====== DATA SUPPLIED
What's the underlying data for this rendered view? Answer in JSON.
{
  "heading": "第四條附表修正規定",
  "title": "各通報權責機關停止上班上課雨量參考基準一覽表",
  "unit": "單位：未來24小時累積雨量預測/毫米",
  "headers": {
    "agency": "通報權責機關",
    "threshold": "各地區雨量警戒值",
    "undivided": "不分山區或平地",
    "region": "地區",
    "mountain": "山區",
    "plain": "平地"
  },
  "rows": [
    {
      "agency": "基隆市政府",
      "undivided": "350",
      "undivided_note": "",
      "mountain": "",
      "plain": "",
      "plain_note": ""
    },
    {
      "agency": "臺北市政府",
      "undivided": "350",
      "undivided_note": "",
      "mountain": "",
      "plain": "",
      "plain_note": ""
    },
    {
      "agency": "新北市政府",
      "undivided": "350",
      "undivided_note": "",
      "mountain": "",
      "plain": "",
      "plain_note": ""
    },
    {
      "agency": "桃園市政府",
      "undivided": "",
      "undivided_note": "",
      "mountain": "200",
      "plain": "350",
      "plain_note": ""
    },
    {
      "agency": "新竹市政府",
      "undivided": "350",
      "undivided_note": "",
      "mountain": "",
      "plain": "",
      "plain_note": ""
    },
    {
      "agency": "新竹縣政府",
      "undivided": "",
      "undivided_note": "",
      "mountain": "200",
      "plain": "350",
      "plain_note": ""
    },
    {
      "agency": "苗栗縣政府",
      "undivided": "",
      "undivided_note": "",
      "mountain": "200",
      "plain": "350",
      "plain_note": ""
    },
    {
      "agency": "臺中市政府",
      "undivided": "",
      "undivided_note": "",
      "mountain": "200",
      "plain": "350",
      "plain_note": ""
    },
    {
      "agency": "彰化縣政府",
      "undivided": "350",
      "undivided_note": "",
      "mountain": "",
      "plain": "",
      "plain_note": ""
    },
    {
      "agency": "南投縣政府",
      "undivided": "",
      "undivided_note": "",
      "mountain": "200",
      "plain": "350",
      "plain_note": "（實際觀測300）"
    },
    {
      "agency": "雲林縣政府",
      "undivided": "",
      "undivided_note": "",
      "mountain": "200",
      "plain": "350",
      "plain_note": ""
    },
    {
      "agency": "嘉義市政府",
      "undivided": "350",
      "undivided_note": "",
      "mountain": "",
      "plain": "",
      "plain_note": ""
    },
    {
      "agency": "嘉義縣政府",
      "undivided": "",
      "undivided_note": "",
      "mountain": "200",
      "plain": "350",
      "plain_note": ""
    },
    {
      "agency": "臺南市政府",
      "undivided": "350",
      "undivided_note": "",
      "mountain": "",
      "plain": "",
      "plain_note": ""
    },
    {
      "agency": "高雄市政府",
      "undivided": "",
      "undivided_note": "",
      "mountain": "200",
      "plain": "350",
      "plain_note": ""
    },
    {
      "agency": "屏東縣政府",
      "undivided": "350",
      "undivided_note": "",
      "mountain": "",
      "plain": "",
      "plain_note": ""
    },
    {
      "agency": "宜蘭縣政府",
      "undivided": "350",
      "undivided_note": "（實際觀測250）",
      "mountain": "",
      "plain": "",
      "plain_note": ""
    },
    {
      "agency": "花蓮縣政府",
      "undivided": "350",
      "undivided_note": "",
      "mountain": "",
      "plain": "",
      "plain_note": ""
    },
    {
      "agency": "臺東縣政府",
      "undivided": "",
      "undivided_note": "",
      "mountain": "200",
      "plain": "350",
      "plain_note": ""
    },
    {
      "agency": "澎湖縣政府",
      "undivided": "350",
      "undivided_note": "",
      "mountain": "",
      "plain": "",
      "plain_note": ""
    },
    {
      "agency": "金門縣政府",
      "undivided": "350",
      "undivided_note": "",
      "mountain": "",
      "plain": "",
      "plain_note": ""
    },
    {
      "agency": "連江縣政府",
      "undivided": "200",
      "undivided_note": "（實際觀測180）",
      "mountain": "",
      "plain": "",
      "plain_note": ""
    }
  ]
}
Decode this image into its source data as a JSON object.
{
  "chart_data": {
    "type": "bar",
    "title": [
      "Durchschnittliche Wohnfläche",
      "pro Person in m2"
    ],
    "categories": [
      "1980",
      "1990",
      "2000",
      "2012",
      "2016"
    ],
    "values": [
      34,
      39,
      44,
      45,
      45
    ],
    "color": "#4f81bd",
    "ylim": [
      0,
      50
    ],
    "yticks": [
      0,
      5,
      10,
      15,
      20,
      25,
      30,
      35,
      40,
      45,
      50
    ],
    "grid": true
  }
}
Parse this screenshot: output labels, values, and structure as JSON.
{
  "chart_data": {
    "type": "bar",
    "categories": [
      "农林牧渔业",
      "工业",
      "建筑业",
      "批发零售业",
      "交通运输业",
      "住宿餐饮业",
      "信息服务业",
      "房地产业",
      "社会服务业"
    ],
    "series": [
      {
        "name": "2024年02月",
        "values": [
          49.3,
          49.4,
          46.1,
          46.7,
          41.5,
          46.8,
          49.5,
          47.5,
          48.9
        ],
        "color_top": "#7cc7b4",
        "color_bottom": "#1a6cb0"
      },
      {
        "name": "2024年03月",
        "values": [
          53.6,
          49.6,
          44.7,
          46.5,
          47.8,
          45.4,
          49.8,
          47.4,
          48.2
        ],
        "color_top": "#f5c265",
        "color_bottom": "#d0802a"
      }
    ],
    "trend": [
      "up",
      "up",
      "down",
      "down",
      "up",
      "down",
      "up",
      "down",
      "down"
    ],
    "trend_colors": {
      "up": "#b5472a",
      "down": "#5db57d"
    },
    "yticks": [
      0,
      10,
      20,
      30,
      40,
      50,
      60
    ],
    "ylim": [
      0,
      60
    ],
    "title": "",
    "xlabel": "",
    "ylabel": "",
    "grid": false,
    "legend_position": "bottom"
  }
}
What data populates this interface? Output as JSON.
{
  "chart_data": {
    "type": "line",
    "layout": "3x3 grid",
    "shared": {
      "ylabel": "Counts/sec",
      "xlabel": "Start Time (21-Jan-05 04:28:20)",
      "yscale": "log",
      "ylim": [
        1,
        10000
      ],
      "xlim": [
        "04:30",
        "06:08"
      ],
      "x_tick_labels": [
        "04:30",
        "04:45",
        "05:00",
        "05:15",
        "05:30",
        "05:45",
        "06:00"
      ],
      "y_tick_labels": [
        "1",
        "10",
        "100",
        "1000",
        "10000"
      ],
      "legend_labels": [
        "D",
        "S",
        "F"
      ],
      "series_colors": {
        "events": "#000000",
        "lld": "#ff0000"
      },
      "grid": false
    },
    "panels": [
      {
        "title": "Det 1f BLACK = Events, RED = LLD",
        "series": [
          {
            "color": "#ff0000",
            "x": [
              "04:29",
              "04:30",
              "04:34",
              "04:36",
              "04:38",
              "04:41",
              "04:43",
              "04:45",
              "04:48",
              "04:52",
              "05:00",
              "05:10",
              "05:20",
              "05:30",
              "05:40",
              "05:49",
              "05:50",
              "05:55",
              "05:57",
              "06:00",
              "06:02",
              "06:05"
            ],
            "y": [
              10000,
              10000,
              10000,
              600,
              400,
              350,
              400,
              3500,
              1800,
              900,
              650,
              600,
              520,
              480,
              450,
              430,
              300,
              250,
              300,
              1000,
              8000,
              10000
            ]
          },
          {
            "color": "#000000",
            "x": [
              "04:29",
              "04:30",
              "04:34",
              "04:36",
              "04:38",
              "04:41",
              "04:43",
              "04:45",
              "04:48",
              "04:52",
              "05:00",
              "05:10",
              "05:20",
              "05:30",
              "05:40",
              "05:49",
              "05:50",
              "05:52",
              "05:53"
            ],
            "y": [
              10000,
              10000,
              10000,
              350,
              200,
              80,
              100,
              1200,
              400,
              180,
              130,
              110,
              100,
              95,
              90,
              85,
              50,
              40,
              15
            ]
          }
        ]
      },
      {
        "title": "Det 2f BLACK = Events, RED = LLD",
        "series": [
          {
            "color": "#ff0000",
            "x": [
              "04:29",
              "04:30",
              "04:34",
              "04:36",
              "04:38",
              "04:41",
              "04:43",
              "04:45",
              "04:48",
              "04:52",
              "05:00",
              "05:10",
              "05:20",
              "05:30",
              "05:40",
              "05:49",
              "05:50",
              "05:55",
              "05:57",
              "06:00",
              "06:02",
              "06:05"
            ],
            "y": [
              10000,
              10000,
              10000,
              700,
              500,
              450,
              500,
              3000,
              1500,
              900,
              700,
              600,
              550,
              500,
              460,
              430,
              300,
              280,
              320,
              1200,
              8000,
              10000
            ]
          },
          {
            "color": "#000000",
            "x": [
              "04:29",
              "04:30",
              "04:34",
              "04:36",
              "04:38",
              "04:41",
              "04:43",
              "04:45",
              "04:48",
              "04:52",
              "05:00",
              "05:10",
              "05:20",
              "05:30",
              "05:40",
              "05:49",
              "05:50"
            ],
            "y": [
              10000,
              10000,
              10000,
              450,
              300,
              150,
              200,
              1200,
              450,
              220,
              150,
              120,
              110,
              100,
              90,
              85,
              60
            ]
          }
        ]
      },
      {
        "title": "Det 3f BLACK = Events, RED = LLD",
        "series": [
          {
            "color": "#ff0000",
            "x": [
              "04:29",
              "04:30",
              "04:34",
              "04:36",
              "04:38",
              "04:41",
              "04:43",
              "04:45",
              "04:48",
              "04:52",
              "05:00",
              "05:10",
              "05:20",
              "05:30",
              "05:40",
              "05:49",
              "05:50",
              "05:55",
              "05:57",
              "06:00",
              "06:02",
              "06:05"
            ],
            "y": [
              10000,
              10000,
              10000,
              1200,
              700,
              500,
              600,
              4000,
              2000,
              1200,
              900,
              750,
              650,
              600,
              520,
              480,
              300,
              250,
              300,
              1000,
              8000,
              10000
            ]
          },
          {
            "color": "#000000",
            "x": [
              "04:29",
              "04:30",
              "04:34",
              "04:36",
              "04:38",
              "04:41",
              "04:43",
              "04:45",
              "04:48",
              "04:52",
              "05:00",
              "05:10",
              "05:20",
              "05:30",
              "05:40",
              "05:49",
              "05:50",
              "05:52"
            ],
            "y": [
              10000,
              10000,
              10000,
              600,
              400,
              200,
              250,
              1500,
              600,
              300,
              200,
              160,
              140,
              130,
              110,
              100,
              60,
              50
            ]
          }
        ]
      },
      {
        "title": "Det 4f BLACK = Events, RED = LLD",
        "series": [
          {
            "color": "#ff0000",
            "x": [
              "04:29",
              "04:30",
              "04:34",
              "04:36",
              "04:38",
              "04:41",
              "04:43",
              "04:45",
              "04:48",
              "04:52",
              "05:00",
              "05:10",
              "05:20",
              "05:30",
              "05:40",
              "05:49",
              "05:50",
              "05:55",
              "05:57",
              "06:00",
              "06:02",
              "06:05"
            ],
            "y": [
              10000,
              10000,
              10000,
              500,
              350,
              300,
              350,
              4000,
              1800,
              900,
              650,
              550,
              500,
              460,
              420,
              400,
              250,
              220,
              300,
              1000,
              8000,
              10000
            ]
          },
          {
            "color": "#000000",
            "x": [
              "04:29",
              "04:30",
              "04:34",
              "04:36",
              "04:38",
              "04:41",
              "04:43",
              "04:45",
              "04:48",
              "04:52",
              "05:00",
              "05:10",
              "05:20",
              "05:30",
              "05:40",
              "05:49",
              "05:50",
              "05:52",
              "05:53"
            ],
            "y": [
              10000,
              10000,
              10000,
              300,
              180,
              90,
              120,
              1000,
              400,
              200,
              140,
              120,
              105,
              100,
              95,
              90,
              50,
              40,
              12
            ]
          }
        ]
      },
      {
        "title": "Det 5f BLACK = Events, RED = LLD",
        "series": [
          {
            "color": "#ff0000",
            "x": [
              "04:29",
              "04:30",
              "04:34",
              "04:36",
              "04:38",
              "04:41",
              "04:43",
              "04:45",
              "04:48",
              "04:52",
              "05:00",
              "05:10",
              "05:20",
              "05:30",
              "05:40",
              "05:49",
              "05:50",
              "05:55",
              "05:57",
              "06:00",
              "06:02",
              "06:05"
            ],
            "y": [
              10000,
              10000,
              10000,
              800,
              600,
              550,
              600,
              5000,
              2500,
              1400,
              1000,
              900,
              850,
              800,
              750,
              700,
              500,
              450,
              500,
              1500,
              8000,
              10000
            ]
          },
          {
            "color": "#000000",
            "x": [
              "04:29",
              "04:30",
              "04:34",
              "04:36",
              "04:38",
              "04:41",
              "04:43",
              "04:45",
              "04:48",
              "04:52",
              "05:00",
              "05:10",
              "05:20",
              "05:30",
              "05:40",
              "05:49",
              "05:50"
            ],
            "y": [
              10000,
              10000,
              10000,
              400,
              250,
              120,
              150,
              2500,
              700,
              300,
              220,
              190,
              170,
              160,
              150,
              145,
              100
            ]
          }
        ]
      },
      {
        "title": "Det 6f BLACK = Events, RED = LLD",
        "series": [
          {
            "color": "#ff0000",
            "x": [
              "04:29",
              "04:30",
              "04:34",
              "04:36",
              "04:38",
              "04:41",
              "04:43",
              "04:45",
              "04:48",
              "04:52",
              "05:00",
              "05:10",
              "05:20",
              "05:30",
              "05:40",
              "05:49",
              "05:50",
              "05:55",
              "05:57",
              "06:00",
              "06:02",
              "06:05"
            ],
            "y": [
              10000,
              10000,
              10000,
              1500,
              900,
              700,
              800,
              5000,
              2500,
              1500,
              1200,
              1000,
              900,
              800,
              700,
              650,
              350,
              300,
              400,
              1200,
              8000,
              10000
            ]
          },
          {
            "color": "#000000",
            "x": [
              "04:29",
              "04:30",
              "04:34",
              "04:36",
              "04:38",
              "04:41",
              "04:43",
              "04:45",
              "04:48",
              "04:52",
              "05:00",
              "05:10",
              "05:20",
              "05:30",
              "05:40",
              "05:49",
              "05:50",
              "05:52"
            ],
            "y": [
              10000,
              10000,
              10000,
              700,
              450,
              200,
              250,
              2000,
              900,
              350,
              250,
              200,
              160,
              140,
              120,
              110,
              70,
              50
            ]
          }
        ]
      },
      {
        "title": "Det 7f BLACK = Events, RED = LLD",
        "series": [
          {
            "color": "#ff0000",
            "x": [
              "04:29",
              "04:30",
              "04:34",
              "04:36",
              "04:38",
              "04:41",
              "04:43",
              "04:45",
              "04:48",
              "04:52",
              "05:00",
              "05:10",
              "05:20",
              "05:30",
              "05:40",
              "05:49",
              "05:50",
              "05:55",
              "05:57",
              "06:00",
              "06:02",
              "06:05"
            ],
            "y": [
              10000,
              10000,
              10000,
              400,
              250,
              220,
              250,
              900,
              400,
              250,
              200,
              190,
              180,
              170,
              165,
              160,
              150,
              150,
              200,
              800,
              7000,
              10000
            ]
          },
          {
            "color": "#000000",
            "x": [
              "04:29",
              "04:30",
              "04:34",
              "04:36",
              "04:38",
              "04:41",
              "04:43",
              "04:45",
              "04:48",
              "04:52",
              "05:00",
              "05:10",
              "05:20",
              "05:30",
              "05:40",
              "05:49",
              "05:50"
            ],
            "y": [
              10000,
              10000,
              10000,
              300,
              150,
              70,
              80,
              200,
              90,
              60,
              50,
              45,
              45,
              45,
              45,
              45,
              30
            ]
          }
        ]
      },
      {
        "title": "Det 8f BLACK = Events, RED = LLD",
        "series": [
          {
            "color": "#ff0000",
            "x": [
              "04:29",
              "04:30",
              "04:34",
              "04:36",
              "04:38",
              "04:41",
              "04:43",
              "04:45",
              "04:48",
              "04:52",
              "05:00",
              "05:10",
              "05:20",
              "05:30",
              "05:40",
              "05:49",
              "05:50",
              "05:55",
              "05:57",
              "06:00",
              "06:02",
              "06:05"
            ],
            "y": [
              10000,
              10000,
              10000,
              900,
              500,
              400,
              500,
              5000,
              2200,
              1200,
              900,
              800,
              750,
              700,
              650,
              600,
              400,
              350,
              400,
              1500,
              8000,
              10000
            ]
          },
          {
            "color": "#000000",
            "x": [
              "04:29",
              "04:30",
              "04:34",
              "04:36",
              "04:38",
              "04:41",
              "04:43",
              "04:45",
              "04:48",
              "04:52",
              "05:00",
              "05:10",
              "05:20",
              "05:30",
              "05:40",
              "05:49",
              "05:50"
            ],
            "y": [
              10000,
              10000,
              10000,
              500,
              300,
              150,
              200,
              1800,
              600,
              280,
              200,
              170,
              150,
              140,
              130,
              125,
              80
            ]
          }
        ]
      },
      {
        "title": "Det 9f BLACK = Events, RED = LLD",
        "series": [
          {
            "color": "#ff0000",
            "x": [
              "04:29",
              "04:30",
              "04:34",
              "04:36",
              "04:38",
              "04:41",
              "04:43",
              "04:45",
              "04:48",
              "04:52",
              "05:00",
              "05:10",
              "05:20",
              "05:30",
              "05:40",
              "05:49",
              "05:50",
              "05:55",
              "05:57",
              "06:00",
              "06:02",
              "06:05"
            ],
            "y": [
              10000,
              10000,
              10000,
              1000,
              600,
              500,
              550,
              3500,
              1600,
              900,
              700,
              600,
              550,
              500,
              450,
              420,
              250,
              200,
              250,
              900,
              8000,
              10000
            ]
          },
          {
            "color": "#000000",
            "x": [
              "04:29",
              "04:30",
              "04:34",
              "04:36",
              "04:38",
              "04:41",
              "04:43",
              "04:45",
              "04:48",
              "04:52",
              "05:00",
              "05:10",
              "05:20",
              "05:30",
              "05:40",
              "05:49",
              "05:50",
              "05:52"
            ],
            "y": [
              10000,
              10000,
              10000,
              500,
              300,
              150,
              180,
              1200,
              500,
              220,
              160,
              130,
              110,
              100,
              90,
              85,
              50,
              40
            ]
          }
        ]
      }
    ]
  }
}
============
[STATED EXERCISE] Lines that hold the word "JSON" are the ones to return, every one of them.

[EXERCISE SOLUTION]
What's the underlying data for this rendered view? Answer in JSON.
Decode this image into its source data as a JSON object.
Parse this screenshot: output labels, values, and structure as JSON.
What data populates this interface? Output as JSON.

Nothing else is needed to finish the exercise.